Exercise –
Check every line of the material below for the string "Demo", and return the ones that have it.
### Provided material ###
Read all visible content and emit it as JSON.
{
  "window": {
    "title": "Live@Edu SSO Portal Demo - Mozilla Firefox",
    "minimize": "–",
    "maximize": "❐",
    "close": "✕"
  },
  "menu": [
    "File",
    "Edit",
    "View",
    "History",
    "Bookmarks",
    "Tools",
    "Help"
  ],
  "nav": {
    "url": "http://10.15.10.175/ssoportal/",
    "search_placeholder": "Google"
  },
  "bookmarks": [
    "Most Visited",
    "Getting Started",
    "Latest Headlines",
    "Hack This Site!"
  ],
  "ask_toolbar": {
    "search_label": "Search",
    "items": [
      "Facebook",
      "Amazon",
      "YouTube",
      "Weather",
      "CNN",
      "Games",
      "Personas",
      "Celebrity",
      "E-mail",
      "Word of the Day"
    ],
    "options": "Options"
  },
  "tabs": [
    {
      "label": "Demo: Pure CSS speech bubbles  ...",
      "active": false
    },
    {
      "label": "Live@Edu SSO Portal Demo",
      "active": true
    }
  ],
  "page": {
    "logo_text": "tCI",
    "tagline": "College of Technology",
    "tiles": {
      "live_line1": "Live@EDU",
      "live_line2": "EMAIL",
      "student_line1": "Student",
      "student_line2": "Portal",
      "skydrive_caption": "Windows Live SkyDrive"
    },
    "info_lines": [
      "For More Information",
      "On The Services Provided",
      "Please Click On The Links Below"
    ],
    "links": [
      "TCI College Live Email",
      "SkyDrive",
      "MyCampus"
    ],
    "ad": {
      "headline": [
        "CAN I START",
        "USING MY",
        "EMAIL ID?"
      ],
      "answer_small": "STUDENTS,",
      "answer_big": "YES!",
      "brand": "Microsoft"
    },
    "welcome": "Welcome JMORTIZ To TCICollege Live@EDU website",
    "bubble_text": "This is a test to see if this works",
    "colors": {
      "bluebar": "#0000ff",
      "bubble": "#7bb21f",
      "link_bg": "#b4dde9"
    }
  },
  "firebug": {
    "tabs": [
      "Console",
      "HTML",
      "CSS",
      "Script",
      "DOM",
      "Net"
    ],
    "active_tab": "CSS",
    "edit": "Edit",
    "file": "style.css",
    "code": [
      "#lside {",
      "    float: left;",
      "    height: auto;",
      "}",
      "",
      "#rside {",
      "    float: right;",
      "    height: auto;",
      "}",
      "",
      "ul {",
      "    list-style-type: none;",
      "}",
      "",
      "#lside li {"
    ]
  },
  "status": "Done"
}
###
Solution to this exercise –
    "title": "Live@Edu SSO Portal Demo - Mozilla Firefox",
      "label": "Demo: Pure CSS speech bubbles  ...",
      "label": "Live@Edu SSO Portal Demo",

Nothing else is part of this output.